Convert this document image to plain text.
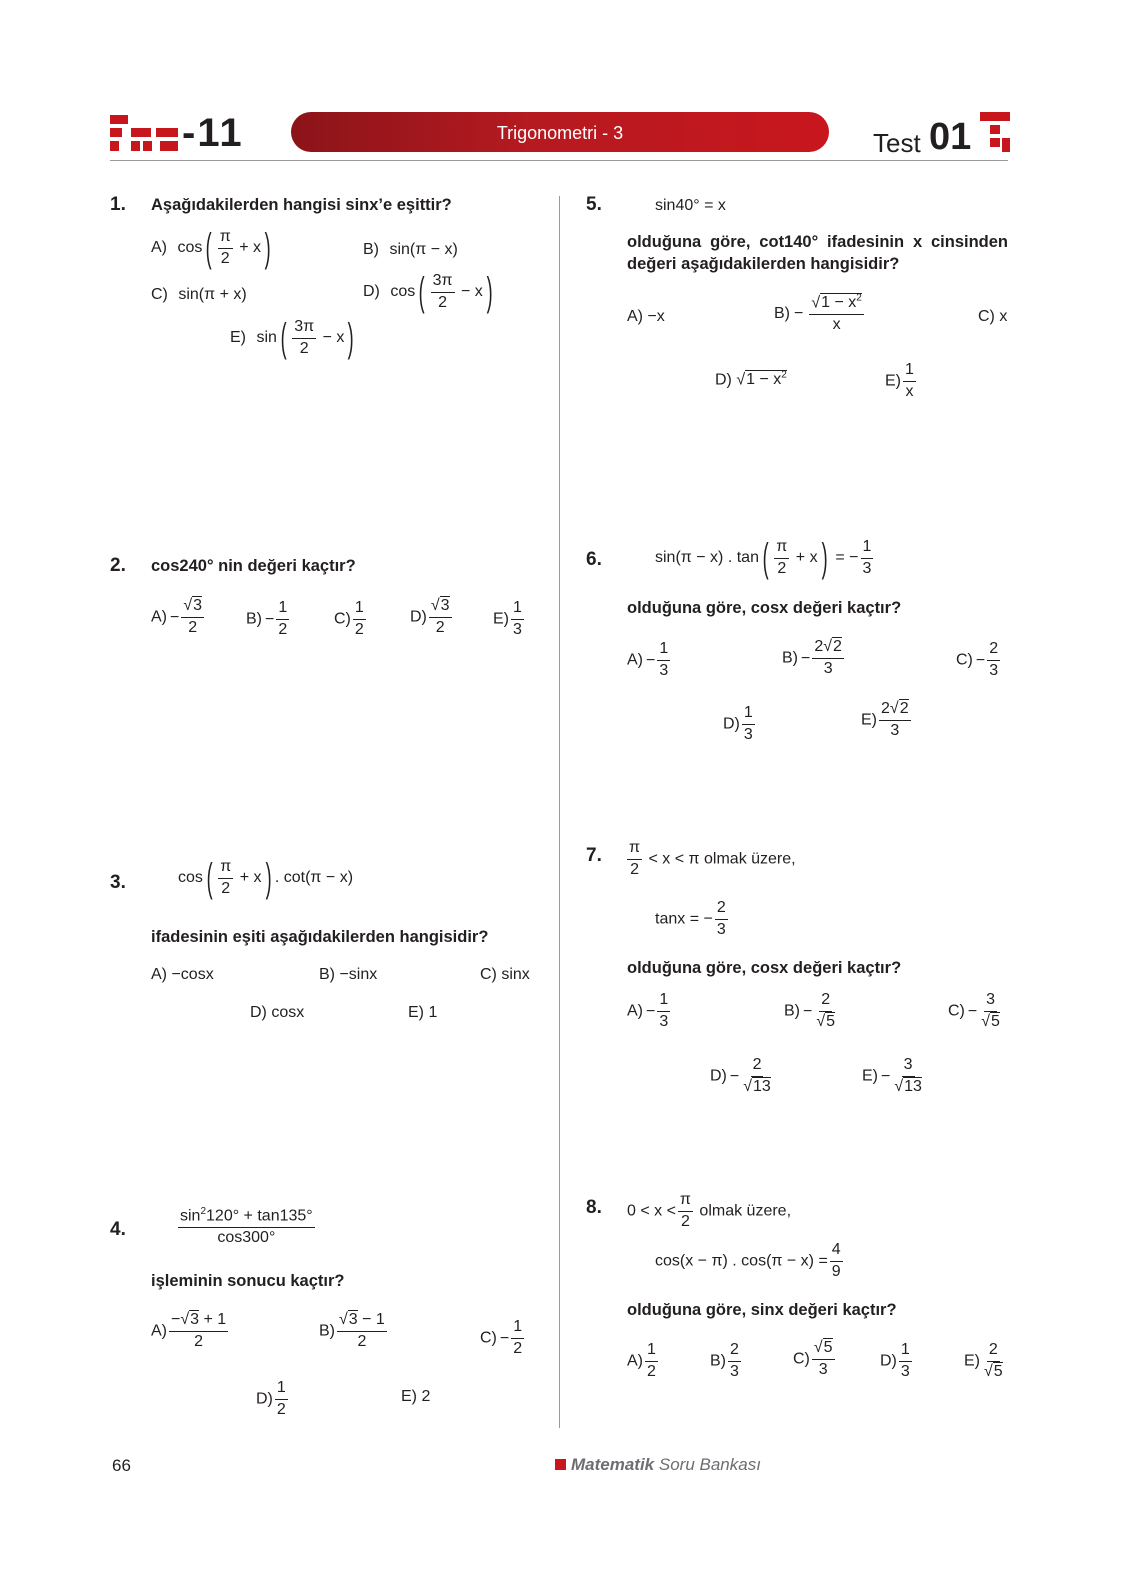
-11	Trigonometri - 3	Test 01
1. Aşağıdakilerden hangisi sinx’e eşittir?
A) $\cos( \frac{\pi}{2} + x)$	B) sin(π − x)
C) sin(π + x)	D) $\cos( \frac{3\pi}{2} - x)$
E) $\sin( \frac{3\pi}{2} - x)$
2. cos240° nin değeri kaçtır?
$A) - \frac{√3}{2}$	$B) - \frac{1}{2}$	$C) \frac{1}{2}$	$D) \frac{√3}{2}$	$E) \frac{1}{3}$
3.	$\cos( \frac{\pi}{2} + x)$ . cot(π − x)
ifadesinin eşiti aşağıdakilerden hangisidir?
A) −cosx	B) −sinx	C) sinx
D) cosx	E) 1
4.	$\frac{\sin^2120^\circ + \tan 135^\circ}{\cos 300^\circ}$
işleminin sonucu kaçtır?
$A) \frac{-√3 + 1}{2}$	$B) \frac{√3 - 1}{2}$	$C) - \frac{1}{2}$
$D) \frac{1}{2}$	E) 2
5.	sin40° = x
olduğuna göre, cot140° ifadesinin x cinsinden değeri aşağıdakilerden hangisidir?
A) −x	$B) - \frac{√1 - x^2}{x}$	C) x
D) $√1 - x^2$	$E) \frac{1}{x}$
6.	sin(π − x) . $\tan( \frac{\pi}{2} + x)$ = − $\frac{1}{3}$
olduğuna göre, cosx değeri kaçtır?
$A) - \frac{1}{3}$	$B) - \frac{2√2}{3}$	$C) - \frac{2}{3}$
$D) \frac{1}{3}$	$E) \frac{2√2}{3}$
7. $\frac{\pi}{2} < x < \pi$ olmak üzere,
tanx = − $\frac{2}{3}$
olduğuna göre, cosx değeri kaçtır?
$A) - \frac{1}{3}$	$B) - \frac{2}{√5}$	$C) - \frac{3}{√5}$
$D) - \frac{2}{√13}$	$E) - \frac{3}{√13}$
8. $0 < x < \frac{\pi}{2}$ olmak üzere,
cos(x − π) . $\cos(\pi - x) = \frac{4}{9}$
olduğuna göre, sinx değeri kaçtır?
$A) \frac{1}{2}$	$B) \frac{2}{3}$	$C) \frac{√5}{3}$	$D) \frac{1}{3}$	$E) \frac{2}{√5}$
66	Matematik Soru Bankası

####

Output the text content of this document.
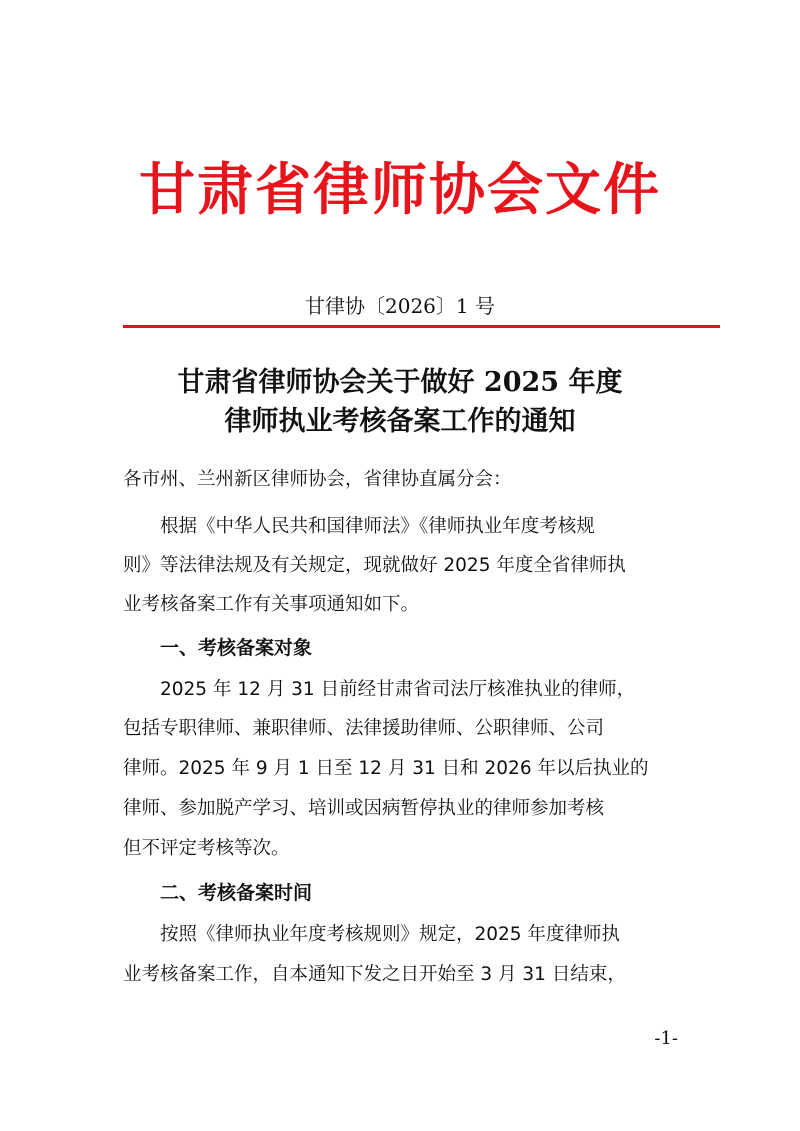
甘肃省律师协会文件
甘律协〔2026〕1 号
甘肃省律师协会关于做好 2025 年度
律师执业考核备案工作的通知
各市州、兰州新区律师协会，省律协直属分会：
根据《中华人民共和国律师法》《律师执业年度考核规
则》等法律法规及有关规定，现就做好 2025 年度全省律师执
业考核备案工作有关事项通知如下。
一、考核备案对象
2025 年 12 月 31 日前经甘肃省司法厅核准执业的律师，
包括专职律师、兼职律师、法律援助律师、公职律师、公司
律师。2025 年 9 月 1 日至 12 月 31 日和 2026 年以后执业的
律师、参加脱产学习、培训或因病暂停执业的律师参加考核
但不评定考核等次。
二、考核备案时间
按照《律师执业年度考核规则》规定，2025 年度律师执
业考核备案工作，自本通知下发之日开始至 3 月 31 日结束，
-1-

####

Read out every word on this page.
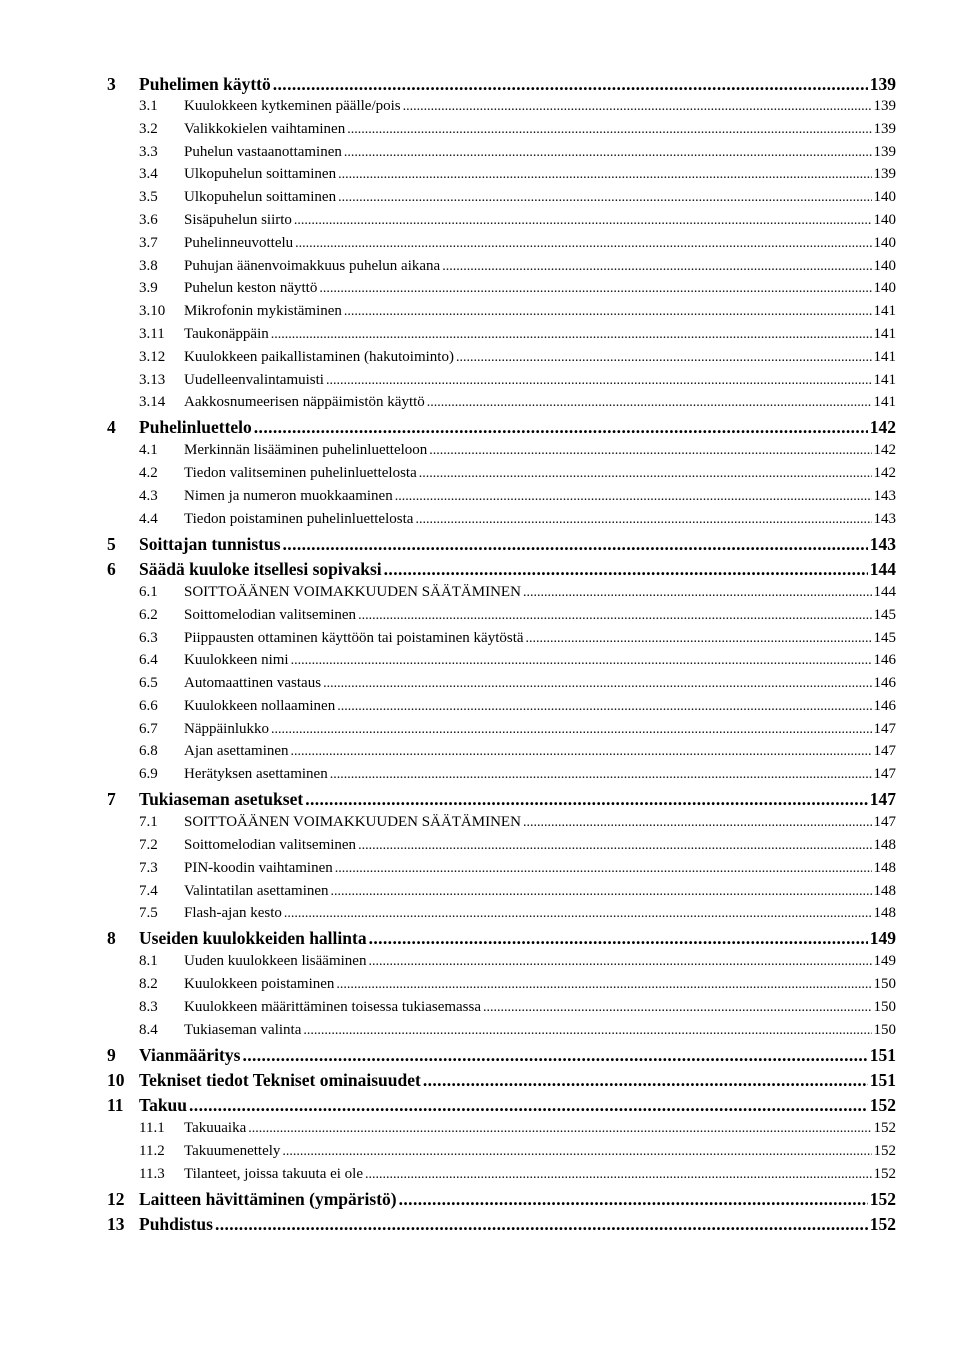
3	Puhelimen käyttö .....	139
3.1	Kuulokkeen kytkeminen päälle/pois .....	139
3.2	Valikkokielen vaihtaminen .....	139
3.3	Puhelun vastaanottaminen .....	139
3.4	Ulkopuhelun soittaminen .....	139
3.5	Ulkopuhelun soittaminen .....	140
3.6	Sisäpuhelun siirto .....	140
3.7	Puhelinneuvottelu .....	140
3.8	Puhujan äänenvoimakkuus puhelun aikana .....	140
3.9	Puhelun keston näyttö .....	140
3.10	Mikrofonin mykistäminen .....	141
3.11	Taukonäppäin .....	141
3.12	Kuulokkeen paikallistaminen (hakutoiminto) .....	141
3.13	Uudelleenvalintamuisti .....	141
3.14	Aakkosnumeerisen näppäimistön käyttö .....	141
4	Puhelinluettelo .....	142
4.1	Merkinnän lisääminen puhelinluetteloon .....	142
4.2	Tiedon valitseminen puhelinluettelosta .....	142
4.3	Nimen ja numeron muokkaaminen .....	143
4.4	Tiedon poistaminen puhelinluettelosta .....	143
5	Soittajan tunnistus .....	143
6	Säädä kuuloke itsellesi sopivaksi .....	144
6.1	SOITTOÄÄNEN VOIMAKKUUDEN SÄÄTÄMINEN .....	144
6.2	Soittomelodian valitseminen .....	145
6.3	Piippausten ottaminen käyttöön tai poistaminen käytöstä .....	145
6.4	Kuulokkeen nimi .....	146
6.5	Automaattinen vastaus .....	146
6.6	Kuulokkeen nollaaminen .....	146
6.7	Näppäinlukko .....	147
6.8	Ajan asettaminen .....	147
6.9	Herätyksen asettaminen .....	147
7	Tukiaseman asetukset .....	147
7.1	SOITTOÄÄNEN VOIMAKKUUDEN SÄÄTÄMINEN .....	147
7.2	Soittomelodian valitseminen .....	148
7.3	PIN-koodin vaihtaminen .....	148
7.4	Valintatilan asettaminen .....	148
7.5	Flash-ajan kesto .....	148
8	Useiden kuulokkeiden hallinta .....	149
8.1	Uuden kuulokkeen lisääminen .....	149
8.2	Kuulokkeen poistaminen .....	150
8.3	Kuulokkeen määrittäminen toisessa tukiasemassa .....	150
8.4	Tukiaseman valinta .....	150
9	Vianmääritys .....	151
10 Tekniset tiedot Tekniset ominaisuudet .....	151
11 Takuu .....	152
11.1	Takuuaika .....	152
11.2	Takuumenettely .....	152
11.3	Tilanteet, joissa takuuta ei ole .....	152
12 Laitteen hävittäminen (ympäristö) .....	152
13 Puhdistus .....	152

####

Written task
Copy out all lines that carry the word "cosx".

Answer for this exercise
A) −cosx	B) −sinx	C) sinx
D) cosx	E) 1
olduğuna göre, cosx değeri kaçtır?
olduğuna göre, cosx değeri kaçtır?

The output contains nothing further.